## WRITTEN TASK
Scan the data below for the string "Launch". Show every line where it turns up.

## DATA LISTING
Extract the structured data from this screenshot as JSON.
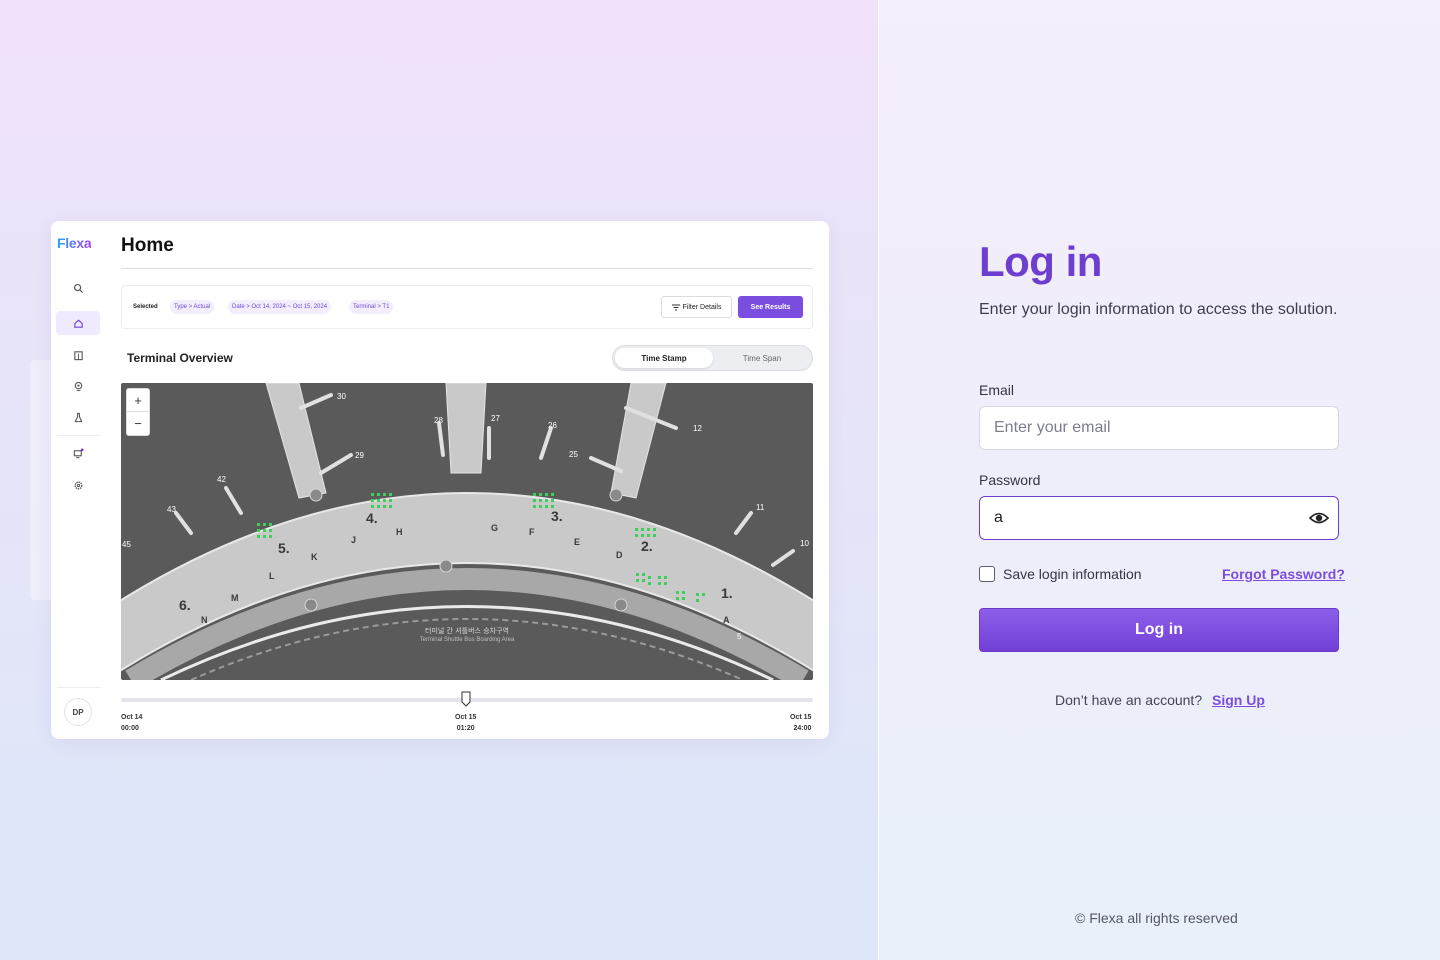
{
  "preview": {
    "logo": "Flexa",
    "page_title": "Home",
    "filter": {
      "selected_label": "Selected",
      "chips": [
        "Type > Actual",
        "Date > Oct 14, 2024 ~ Oct 15, 2024",
        "Terminal > T1"
      ],
      "filter_details_label": "Filter Details",
      "see_results_label": "See Results"
    },
    "section_title": "Terminal Overview",
    "toggle": {
      "option_1": "Time Stamp",
      "option_2": "Time Span"
    },
    "map": {
      "gate_numbers": [
        "30",
        "28",
        "27",
        "26",
        "25",
        "12",
        "29",
        "42",
        "43",
        "45",
        "11",
        "10",
        "5"
      ],
      "concourse_numbers": [
        "5.",
        "4.",
        "3.",
        "2.",
        "1.",
        "6."
      ],
      "check_in_letters": [
        "K",
        "J",
        "H",
        "G",
        "F",
        "E",
        "D",
        "L",
        "M",
        "N",
        "A"
      ],
      "bus_area_kr": "터미널 간 셔틀버스 승차구역",
      "bus_area_en": "Terminal Shuttle Bus Boarding Area",
      "zoom_in": "+",
      "zoom_out": "−"
    },
    "timeline": {
      "start_date": "Oct 14",
      "start_time": "00:00",
      "current_date": "Oct 15",
      "current_time": "01:20",
      "end_date": "Oct 15",
      "end_time": "24:00"
    },
    "avatar_initials": "DP"
  },
  "login": {
    "title": "Log in",
    "subtitle": "Enter your login information to access the solution.",
    "email_label": "Email",
    "email_placeholder": "Enter your email",
    "email_value": "",
    "password_label": "Password",
    "password_value": "a",
    "save_login_label": "Save login information",
    "save_login_checked": false,
    "forgot_label": "Forgot Password?",
    "login_button": "Log in",
    "signup_prompt": "Don’t have an account?",
    "signup_link": "Sign Up"
  },
  "footer": "© Flexa all rights reserved",
  "colors": {
    "brand_purple": "#6d3fcf",
    "button_purple": "#7b4ee0",
    "seat_green": "#3ecf5a"
  }
}
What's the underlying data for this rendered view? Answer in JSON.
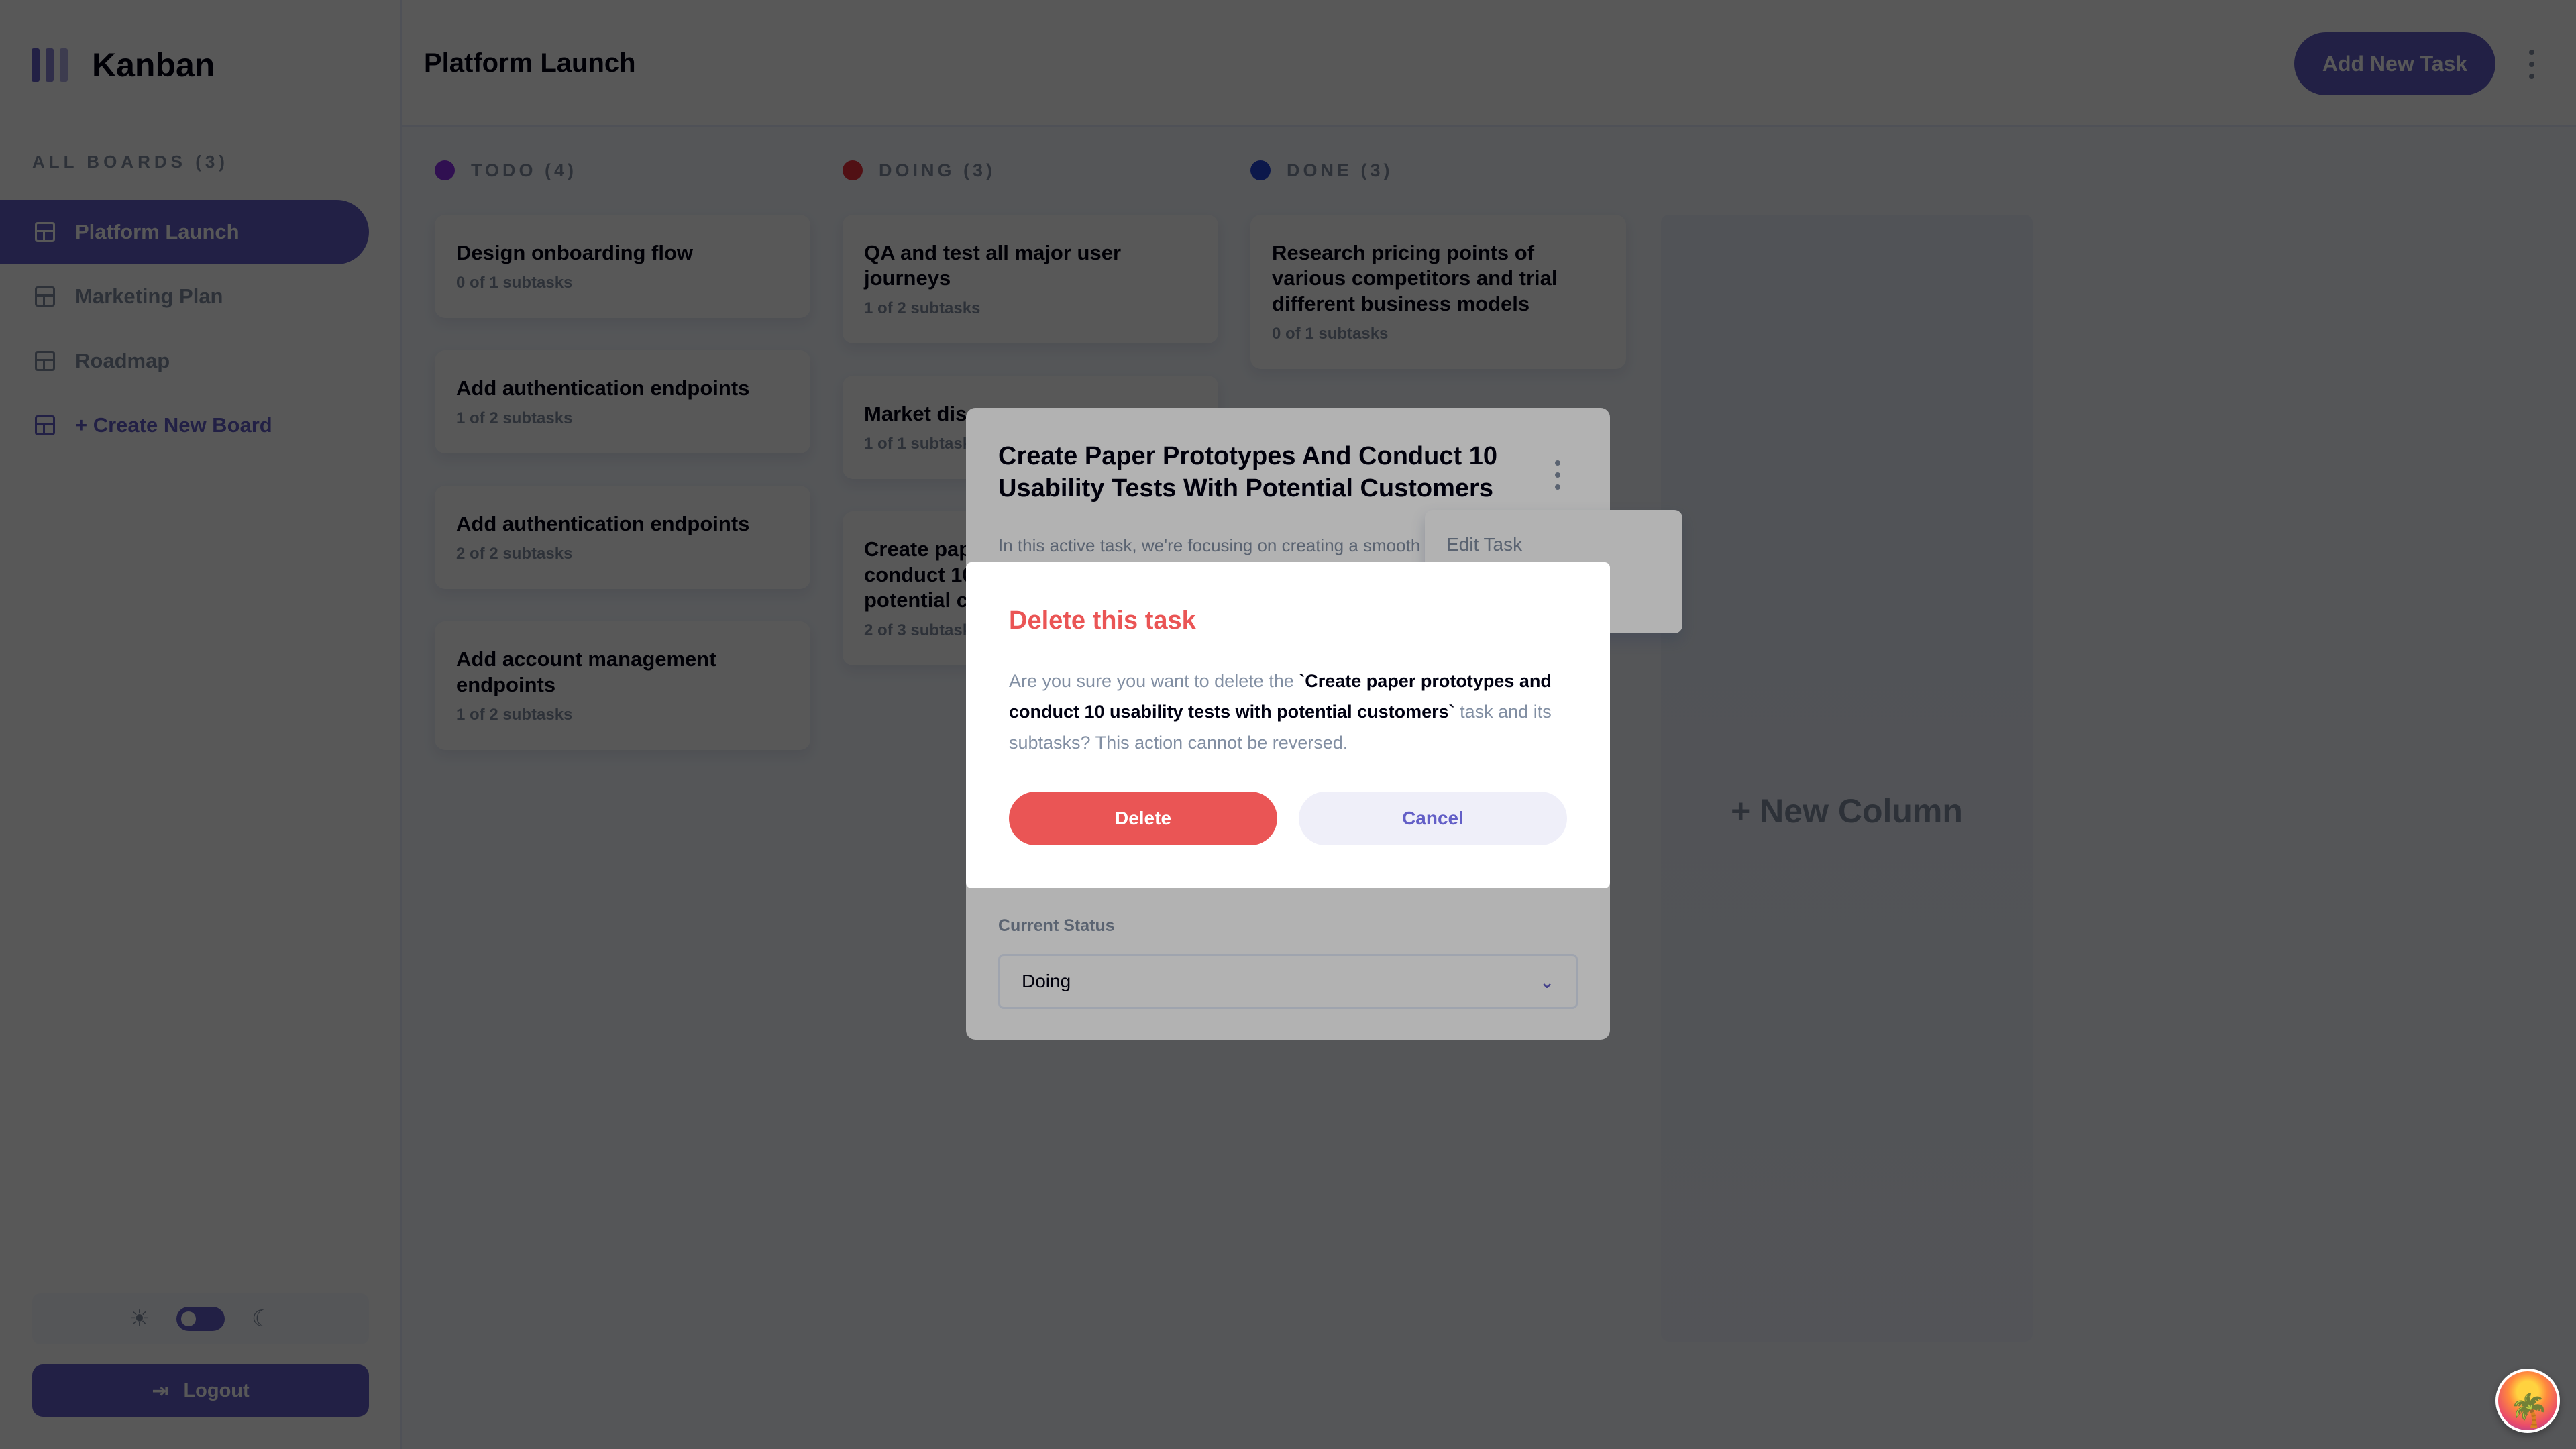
{
  "app": {
    "name": "Kanban"
  },
  "sidebar": {
    "boards_title": "ALL BOARDS (3)",
    "items": [
      {
        "label": "Platform Launch",
        "active": true
      },
      {
        "label": "Marketing Plan",
        "active": false
      },
      {
        "label": "Roadmap",
        "active": false
      },
      {
        "label": "+ Create New Board",
        "active": false
      }
    ],
    "logout_label": "Logout"
  },
  "header": {
    "title": "Platform Launch",
    "add_task_label": "Add New Task"
  },
  "columns": [
    {
      "title": "TODO (4)",
      "dot_color": "#8d31e8",
      "cards": [
        {
          "title": "Design onboarding flow",
          "subtasks": "0 of 1 subtasks"
        },
        {
          "title": "Add authentication endpoints",
          "subtasks": "1 of 2 subtasks"
        },
        {
          "title": "Add authentication endpoints",
          "subtasks": "2 of 2 subtasks"
        },
        {
          "title": "Add account management endpoints",
          "subtasks": "1 of 2 subtasks"
        }
      ]
    },
    {
      "title": "DOING (3)",
      "dot_color": "#e8313a",
      "cards": [
        {
          "title": "QA and test all major user journeys",
          "subtasks": "1 of 2 subtasks"
        },
        {
          "title": "Market discovery",
          "subtasks": "1 of 1 subtasks"
        },
        {
          "title": "Create paper prototypes and conduct 10 usability tests with potential customers",
          "subtasks": "2 of 3 subtasks"
        }
      ]
    },
    {
      "title": "DONE (3)",
      "dot_color": "#2446d9",
      "cards": [
        {
          "title": "Research pricing points of various competitors and trial different business models",
          "subtasks": "0 of 1 subtasks"
        }
      ]
    }
  ],
  "new_column_label": "+ New Column",
  "task_modal": {
    "title": "Create Paper Prototypes And Conduct 10 Usability Tests With Potential Customers",
    "description": "In this active task, we're focusing on creating a smooth",
    "status_label": "Current Status",
    "status_value": "Doing",
    "menu_edit": "Edit Task"
  },
  "delete_modal": {
    "title": "Delete this task",
    "text_before": "Are you sure you want to delete the ",
    "task_name": "`Create paper prototypes and conduct 10 usability tests with potential customers`",
    "text_after": " task and its subtasks? This action cannot be reversed.",
    "delete_label": "Delete",
    "cancel_label": "Cancel"
  },
  "colors": {
    "accent": "#635fc7",
    "danger": "#ea5555"
  },
  "icons": {
    "logo": "kanban-logo-icon",
    "board": "board-grid-icon",
    "sun": "sun-icon",
    "moon": "moon-icon",
    "logout": "logout-icon",
    "kebab": "vertical-ellipsis-icon",
    "chevron": "chevron-down-icon"
  }
}
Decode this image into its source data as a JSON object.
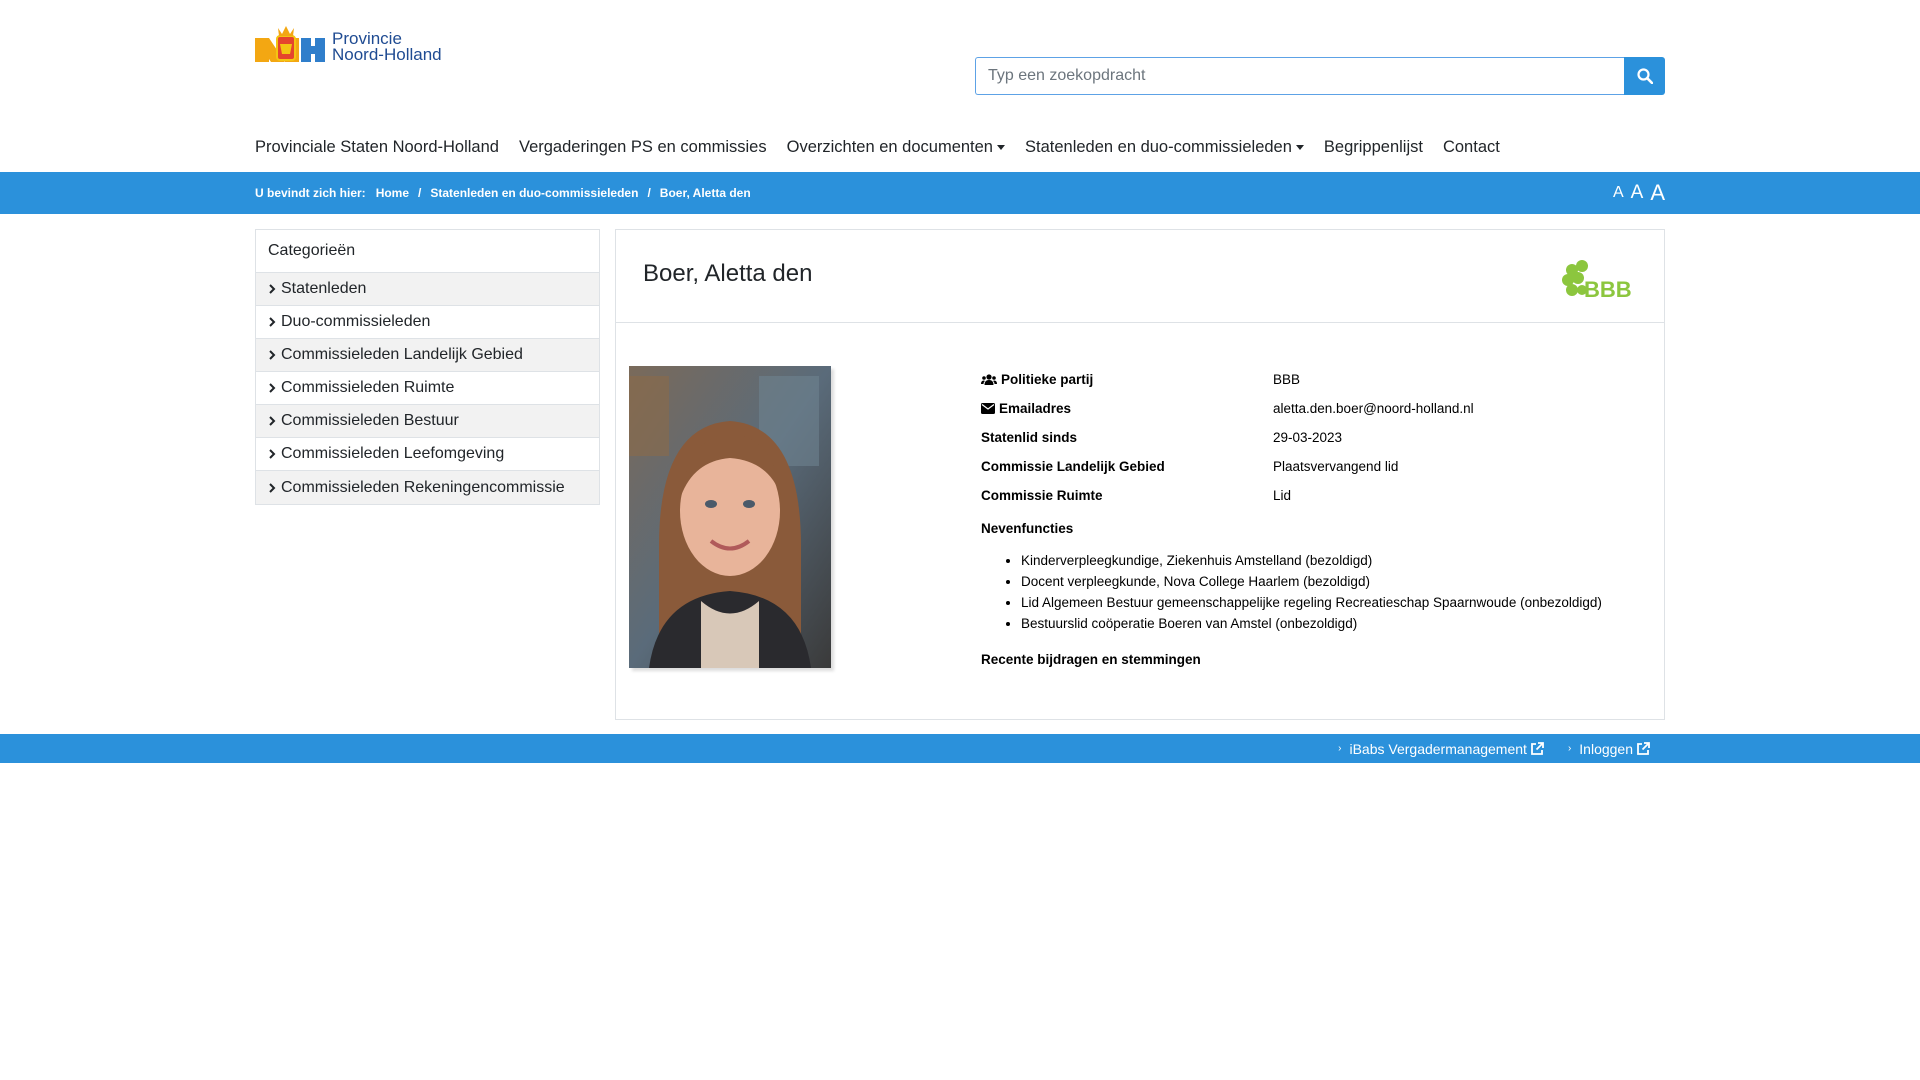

## TASK RESPONSE
        "label": "Platform Launch",
    "title": "Platform Launch",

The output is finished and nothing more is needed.